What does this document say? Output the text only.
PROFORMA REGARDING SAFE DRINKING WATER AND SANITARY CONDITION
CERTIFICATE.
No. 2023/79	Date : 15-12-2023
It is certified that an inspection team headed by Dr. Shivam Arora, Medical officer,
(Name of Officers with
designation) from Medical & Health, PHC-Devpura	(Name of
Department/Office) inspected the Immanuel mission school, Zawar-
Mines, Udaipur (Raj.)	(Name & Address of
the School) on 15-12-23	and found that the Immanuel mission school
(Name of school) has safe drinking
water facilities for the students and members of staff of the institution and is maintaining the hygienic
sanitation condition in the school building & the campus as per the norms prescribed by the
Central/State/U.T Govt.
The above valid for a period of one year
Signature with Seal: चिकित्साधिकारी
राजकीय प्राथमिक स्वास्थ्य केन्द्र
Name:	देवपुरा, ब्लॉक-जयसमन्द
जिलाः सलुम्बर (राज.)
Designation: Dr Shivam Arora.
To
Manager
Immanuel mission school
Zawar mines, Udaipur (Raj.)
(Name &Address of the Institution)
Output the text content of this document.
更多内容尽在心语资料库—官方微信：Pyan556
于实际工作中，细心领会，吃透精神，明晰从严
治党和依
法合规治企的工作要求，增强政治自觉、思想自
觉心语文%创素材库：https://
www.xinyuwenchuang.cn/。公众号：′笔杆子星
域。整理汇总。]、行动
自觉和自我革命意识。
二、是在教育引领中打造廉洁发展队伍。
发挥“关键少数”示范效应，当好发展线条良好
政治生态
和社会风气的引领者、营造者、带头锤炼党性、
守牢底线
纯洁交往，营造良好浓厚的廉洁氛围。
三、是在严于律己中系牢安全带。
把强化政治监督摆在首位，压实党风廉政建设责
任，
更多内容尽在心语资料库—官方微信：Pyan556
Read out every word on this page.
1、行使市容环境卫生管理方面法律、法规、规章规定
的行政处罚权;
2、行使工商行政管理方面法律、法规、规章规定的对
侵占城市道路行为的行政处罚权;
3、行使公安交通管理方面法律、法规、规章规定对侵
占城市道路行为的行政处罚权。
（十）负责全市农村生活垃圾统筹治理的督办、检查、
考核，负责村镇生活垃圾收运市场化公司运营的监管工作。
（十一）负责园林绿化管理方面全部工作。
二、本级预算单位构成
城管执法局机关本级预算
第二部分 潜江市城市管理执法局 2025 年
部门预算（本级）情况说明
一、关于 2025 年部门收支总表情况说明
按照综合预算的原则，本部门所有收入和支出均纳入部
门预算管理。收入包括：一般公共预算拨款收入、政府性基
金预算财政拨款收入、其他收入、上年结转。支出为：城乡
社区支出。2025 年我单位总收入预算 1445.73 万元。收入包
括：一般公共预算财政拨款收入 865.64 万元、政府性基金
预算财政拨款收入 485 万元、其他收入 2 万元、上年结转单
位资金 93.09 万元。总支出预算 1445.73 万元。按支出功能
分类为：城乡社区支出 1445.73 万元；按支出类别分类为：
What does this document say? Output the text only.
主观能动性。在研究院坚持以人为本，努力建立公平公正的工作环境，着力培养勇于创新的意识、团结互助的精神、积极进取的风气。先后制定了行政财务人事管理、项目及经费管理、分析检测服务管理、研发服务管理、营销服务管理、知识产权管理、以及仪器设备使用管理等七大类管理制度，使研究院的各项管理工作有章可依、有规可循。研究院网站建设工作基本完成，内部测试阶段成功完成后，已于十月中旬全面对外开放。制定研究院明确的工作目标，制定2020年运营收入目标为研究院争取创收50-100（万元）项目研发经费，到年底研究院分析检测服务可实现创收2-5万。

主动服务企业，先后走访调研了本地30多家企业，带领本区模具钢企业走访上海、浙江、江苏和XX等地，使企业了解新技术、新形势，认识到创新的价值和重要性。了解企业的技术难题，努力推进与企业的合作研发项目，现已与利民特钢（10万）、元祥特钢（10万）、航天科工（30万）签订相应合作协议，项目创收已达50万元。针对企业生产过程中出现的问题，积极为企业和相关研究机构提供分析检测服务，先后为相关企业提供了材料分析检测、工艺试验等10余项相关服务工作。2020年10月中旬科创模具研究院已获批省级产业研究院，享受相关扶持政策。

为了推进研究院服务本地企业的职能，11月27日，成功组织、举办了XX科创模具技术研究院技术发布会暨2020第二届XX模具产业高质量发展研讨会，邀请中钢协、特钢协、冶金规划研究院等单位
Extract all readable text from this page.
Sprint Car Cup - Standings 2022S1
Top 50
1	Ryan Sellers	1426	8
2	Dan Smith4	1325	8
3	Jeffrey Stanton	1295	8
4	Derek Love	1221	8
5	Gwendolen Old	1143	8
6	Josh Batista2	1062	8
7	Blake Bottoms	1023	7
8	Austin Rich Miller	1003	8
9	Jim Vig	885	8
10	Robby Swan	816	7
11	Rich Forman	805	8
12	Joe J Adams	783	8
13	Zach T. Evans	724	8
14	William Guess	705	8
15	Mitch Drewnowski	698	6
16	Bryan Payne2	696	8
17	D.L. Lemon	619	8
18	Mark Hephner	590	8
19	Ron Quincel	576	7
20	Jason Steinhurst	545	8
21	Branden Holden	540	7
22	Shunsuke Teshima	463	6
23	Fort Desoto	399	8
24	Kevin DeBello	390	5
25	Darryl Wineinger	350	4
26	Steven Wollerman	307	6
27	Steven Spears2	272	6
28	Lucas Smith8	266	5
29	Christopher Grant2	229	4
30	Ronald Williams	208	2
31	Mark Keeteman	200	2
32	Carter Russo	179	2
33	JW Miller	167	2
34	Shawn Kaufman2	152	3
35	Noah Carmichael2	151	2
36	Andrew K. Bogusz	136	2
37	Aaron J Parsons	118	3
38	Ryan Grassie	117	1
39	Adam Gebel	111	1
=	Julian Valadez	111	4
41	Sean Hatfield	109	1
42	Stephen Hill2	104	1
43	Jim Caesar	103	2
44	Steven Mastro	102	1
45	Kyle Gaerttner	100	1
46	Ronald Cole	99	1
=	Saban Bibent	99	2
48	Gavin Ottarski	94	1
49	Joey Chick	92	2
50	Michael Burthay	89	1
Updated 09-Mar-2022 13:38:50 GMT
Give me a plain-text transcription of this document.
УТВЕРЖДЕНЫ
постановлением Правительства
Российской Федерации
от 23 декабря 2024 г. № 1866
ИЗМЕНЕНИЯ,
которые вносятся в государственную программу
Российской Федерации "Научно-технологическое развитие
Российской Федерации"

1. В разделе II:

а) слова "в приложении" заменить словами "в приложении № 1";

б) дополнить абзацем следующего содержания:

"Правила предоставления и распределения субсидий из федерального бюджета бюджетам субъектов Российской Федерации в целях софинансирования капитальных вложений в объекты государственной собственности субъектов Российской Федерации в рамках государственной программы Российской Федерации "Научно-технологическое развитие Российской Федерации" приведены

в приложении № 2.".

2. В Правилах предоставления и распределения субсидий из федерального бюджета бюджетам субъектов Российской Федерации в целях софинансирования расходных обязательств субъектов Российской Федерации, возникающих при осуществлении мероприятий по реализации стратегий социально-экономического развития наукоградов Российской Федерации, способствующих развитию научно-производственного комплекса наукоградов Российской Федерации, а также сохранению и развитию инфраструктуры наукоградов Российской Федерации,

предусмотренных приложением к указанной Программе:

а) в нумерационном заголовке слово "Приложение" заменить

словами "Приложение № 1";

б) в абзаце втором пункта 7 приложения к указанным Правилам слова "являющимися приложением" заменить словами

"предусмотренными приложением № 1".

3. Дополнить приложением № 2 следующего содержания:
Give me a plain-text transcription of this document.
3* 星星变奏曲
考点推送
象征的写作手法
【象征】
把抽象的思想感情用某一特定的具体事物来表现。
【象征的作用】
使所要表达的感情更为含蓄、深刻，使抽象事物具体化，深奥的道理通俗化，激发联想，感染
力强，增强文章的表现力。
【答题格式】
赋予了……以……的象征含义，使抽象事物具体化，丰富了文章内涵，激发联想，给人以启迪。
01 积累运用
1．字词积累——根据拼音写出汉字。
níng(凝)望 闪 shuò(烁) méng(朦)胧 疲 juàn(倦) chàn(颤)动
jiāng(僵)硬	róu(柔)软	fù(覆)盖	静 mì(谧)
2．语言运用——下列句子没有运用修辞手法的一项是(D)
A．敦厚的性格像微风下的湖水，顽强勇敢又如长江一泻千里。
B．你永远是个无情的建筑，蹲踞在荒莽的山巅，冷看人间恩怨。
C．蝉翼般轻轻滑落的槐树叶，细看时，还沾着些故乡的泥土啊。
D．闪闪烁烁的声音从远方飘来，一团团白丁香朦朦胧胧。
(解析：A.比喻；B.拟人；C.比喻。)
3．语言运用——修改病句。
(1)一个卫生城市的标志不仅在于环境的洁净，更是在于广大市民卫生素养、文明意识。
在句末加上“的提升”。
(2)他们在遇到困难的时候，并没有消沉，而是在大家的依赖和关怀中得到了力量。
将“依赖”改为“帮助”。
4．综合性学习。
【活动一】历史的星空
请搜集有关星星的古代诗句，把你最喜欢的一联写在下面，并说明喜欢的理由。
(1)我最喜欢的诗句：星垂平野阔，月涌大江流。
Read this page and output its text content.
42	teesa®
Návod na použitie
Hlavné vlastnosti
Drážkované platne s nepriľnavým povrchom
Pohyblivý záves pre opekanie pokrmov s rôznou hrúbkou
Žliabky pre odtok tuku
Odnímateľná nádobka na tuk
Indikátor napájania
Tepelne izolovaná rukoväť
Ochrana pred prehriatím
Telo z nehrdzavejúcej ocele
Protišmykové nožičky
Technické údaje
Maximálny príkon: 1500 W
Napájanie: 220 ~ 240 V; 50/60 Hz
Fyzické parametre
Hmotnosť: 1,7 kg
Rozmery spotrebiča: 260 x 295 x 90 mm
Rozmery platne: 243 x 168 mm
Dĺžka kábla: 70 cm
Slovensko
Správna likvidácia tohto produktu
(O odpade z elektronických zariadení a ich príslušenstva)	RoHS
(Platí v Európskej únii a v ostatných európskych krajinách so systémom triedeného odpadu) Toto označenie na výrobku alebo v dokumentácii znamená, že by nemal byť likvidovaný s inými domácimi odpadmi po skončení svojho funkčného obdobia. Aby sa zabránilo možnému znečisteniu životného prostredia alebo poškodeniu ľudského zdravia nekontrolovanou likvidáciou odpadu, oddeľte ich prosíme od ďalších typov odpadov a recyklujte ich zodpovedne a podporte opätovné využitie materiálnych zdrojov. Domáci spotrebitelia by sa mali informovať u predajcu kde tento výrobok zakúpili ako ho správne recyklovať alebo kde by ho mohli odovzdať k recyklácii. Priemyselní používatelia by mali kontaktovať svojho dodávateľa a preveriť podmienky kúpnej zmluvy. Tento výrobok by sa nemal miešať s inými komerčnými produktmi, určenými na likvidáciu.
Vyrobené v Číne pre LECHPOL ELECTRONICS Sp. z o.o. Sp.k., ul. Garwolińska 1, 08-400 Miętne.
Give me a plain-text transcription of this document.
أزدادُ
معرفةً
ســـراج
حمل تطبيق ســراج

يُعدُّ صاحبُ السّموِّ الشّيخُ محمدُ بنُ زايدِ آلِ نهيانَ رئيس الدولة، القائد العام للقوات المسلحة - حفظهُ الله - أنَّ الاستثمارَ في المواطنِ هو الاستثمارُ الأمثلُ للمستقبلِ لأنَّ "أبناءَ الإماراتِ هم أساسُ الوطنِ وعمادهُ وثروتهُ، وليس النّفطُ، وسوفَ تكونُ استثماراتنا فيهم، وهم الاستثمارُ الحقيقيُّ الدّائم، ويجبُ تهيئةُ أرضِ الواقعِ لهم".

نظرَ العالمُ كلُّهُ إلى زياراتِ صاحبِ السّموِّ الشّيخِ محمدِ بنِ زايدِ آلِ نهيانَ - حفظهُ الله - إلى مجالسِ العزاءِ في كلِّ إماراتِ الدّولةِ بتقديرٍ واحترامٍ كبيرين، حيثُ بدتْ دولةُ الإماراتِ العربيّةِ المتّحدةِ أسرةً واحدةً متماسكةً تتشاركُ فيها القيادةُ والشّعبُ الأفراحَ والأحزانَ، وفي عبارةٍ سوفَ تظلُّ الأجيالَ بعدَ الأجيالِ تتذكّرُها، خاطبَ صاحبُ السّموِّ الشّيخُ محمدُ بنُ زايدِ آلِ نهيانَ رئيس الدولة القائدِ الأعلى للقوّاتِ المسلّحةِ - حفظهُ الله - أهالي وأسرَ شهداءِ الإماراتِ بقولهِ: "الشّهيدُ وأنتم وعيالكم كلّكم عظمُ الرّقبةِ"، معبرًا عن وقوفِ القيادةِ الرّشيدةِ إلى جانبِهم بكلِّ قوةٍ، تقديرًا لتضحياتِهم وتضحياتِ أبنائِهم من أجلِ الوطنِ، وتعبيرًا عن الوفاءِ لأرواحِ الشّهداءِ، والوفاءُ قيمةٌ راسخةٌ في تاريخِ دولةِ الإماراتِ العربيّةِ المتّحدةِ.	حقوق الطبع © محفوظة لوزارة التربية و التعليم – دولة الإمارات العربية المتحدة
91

## DIRECTIONS
Of the lines above, how many include the word "Ronald"? Reply with the number only.

## THE OUTPUT
2